[START Text extract]

It is interesting to note that the two records were received very differently. Maria McCaffery, the CEO of RenewableUK, said that “the record high shows that wind energy is providing a reliable, secure supply of electricity to an ever-growing number of British homes and businesses;” whereas the Germans dismayed at their surge in electricity production.

 Germany has a very advanced renewable energy sector, having invested billions over several years to try and encourage as many renewable energy installations as possible. It is a path that the UK government wants to take, and therefore they must quickly heed the warnings and note the problems that Germany is already experiencing.

Related Articles: Europe Rejects Proposal to Ban Hydraulic Fracking

The problems generally stem from the fact that solar and wind is not a steady source of energy. This means that it is very difficult to maintain a steady supply to the grid, and as a result traditional fossil fuel plants must be kept on standby, ready to produce energy whenever the wind dies too much.

[END Text extract]
[START Items]

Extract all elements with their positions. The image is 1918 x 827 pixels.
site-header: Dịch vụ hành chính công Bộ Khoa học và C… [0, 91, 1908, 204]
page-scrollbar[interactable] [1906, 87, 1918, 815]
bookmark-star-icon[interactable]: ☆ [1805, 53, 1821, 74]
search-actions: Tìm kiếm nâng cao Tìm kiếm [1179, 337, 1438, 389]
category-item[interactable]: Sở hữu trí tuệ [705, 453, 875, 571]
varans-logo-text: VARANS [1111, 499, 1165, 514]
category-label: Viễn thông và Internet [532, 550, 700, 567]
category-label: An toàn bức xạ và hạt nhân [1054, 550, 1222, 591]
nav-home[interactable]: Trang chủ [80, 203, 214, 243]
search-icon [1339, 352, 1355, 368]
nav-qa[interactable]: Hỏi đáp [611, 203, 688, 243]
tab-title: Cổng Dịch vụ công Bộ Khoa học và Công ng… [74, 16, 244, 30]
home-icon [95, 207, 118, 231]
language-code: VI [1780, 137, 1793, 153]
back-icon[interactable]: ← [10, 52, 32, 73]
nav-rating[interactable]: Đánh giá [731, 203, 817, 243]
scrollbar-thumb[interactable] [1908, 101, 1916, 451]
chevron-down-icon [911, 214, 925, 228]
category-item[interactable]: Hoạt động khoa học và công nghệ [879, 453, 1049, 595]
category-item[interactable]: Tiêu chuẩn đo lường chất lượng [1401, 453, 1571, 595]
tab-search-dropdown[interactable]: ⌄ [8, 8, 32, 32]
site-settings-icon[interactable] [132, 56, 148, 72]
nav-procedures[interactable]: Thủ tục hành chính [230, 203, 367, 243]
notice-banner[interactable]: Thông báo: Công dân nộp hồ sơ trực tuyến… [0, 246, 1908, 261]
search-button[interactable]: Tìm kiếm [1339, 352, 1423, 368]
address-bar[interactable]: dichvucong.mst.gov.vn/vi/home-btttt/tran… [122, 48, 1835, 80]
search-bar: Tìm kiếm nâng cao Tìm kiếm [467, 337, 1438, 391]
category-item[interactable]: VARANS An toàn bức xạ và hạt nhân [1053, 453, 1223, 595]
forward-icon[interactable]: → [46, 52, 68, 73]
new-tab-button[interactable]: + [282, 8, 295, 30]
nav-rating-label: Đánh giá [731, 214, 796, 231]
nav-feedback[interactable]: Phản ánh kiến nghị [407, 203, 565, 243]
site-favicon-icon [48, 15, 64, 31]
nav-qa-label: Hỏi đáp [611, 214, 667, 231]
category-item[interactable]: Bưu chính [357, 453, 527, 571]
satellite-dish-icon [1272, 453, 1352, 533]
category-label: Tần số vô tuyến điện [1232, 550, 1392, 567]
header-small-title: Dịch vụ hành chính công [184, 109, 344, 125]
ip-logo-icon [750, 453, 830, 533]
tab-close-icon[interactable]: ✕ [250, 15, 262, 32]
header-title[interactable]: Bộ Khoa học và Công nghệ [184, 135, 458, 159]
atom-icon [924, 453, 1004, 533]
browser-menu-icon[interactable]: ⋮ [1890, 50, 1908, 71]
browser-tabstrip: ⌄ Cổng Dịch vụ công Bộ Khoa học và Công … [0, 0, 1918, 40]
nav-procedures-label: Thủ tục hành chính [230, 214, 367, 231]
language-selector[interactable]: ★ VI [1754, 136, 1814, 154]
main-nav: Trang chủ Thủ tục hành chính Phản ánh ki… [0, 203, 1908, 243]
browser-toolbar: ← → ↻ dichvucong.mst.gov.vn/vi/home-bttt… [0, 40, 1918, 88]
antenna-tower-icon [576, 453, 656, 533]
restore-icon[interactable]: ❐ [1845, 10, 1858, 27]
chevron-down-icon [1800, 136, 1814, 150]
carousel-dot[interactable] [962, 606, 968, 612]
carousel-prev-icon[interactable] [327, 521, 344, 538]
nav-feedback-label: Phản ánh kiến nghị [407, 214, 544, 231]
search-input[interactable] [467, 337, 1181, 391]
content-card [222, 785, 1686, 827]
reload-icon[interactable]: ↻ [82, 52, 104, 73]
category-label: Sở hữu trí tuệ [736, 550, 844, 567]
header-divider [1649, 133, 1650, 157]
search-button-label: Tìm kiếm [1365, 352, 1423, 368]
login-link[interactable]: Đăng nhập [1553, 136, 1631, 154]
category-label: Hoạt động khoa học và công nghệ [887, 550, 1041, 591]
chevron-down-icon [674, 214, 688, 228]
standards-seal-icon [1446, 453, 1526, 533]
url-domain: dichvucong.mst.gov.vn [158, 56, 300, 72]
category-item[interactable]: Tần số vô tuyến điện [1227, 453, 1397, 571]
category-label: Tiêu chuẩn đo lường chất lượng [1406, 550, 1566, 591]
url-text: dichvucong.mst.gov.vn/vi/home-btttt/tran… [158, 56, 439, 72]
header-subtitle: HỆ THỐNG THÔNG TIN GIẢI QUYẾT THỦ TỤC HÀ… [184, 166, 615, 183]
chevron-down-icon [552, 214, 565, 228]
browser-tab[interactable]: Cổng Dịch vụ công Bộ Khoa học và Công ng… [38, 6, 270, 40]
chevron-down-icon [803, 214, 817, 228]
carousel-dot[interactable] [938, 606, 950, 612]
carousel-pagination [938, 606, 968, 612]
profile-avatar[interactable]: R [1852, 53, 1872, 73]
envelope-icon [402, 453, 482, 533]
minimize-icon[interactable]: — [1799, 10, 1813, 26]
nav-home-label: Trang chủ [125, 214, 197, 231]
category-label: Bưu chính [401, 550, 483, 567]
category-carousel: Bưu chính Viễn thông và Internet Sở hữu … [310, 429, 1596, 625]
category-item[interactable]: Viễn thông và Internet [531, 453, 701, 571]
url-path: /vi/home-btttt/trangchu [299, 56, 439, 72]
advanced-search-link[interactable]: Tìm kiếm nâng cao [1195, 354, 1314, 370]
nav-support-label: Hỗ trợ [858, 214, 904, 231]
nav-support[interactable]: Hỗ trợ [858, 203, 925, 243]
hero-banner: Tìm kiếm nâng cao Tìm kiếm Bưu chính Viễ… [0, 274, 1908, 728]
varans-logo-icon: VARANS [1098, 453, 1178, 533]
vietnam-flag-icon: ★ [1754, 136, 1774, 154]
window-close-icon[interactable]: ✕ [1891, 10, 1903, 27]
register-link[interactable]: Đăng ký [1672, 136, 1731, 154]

[END Items]

*Directive 1:* According to the wind energy excerpt, who is the CEO of RenewableUK?
*Directive 2:* Repeat the wind energy excerpt word for word, from "Germany has a" up to and including "dies too much.".

*Written response 1:* Maria McCaffery.

*Written response 2:*
Germany has a very advanced renewable energy sector, having invested billions over several years to try and encourage as many renewable energy installations as possible. It is a path that the UK government wants to take, and therefore they must quickly heed the warnings and note the problems that Germany is already experiencing.

Related Articles: Europe Rejects Proposal to Ban Hydraulic Fracking

The problems generally stem from the fact that solar and wind is not a steady source of energy. This means that it is very difficult to maintain a steady supply to the grid, and as a result traditional fossil fuel plants must be kept on standby, ready to produce energy whenever the wind dies too much.